* **Exercise requirements**
Repeat each line exactly, leaving nothing out.

* **Dataset excerpts**
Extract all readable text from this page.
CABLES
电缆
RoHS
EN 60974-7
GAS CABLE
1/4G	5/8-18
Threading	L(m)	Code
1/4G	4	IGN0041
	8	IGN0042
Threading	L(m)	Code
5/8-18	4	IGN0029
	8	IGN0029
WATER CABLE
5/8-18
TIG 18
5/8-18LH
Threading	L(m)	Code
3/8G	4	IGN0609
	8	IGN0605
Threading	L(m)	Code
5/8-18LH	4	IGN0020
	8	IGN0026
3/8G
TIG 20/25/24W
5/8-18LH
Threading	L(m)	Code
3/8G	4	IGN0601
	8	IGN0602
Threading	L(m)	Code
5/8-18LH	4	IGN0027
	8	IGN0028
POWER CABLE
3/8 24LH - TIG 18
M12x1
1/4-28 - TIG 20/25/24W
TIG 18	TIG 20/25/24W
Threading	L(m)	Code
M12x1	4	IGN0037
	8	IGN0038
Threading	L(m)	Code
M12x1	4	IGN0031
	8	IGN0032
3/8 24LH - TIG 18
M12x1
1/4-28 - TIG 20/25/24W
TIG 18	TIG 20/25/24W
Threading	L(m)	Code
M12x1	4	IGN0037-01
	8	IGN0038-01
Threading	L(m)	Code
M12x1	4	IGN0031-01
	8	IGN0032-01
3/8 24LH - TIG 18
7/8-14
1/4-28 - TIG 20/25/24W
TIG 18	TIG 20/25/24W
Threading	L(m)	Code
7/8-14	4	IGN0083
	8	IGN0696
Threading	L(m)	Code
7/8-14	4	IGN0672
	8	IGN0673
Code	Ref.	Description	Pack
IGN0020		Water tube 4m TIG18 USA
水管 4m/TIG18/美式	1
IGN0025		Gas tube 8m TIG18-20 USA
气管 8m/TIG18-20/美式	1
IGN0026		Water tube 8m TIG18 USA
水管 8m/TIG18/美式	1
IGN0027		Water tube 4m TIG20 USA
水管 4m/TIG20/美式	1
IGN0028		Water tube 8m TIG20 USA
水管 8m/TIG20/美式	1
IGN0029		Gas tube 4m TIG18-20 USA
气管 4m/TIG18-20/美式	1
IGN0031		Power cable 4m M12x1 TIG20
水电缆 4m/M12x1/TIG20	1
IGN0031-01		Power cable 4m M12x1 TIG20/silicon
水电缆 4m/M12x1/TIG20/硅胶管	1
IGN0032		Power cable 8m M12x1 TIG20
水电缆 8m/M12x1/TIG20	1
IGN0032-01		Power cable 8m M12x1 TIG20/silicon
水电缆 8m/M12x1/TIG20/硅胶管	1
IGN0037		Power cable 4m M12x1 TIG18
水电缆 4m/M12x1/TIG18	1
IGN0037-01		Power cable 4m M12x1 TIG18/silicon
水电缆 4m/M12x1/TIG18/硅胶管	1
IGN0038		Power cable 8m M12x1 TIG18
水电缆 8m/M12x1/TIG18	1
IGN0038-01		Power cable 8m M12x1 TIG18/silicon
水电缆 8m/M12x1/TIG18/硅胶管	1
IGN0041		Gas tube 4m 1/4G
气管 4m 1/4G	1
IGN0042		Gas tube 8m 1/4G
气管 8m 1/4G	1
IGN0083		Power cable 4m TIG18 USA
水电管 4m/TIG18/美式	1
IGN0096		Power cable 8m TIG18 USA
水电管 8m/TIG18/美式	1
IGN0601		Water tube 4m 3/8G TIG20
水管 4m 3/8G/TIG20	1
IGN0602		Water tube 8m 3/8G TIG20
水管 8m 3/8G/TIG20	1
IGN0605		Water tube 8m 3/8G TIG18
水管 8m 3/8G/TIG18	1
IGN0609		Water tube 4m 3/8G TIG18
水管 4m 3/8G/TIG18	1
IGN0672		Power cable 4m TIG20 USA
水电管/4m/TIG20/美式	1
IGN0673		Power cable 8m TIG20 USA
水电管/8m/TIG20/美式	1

* **Full answer**
Extract all readable text from this page.
CABLES
电缆
RoHS
EN 60974-7
GAS CABLE
1/4G	5/8-18
Threading	L(m)	Code
1/4G	4	IGN0041
	8	IGN0042
Threading	L(m)	Code
5/8-18	4	IGN0029
	8	IGN0029
WATER CABLE
5/8-18
TIG 18
5/8-18LH
Threading	L(m)	Code
3/8G	4	IGN0609
	8	IGN0605
Threading	L(m)	Code
5/8-18LH	4	IGN0020
	8	IGN0026
3/8G
TIG 20/25/24W
5/8-18LH
Threading	L(m)	Code
3/8G	4	IGN0601
	8	IGN0602
Threading	L(m)	Code
5/8-18LH	4	IGN0027
	8	IGN0028
POWER CABLE
3/8 24LH - TIG 18
M12x1
1/4-28 - TIG 20/25/24W
TIG 18	TIG 20/25/24W
Threading	L(m)	Code
M12x1	4	IGN0037
	8	IGN0038
Threading	L(m)	Code
M12x1	4	IGN0031
	8	IGN0032
3/8 24LH - TIG 18
M12x1
1/4-28 - TIG 20/25/24W
TIG 18	TIG 20/25/24W
Threading	L(m)	Code
M12x1	4	IGN0037-01
	8	IGN0038-01
Threading	L(m)	Code
M12x1	4	IGN0031-01
	8	IGN0032-01
3/8 24LH - TIG 18
7/8-14
1/4-28 - TIG 20/25/24W
TIG 18	TIG 20/25/24W
Threading	L(m)	Code
7/8-14	4	IGN0083
	8	IGN0696
Threading	L(m)	Code
7/8-14	4	IGN0672
	8	IGN0673
Code	Ref.	Description	Pack
IGN0020		Water tube 4m TIG18 USA
水管 4m/TIG18/美式	1
IGN0025		Gas tube 8m TIG18-20 USA
气管 8m/TIG18-20/美式	1
IGN0026		Water tube 8m TIG18 USA
水管 8m/TIG18/美式	1
IGN0027		Water tube 4m TIG20 USA
水管 4m/TIG20/美式	1
IGN0028		Water tube 8m TIG20 USA
水管 8m/TIG20/美式	1
IGN0029		Gas tube 4m TIG18-20 USA
气管 4m/TIG18-20/美式	1
IGN0031		Power cable 4m M12x1 TIG20
水电缆 4m/M12x1/TIG20	1
IGN0031-01		Power cable 4m M12x1 TIG20/silicon
水电缆 4m/M12x1/TIG20/硅胶管	1
IGN0032		Power cable 8m M12x1 TIG20
水电缆 8m/M12x1/TIG20	1
IGN0032-01		Power cable 8m M12x1 TIG20/silicon
水电缆 8m/M12x1/TIG20/硅胶管	1
IGN0037		Power cable 4m M12x1 TIG18
水电缆 4m/M12x1/TIG18	1
IGN0037-01		Power cable 4m M12x1 TIG18/silicon
水电缆 4m/M12x1/TIG18/硅胶管	1
IGN0038		Power cable 8m M12x1 TIG18
水电缆 8m/M12x1/TIG18	1
IGN0038-01		Power cable 8m M12x1 TIG18/silicon
水电缆 8m/M12x1/TIG18/硅胶管	1
IGN0041		Gas tube 4m 1/4G
气管 4m 1/4G	1
IGN0042		Gas tube 8m 1/4G
气管 8m 1/4G	1
IGN0083		Power cable 4m TIG18 USA
水电管 4m/TIG18/美式	1
IGN0096		Power cable 8m TIG18 USA
水电管 8m/TIG18/美式	1
IGN0601		Water tube 4m 3/8G TIG20
水管 4m 3/8G/TIG20	1
IGN0602		Water tube 8m 3/8G TIG20
水管 8m 3/8G/TIG20	1
IGN0605		Water tube 8m 3/8G TIG18
水管 8m 3/8G/TIG18	1
IGN0609		Water tube 4m 3/8G TIG18
水管 4m 3/8G/TIG18	1
IGN0672		Power cable 4m TIG20 USA
水电管/4m/TIG20/美式	1
IGN0673		Power cable 8m TIG20 USA
水电管/8m/TIG20/美式	1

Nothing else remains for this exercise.